> [WRITTEN PROBLEM] Extract each line containing the string "және".

> [SOURCE RECORDS]
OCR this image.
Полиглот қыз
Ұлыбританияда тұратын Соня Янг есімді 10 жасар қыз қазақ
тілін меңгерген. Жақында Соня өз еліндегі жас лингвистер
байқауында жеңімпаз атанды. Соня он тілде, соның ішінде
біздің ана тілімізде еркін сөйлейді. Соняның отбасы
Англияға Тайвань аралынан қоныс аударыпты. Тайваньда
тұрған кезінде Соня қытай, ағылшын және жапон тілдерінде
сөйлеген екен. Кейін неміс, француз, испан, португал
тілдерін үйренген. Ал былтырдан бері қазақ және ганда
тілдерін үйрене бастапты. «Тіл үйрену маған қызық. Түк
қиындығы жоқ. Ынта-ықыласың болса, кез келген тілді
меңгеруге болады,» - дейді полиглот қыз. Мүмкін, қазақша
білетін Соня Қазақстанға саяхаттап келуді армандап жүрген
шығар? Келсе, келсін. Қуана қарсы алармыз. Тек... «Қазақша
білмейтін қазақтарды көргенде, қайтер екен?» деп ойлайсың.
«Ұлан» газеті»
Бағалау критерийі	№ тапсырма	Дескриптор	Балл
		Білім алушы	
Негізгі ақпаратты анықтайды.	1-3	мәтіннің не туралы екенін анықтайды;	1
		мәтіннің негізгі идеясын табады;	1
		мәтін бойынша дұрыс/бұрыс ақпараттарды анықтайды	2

> [RESULT]
тұрған кезінде Соня қытай, ағылшын және жапон тілдерінде
тілдерін үйренген. Ал былтырдан бері қазақ және ганда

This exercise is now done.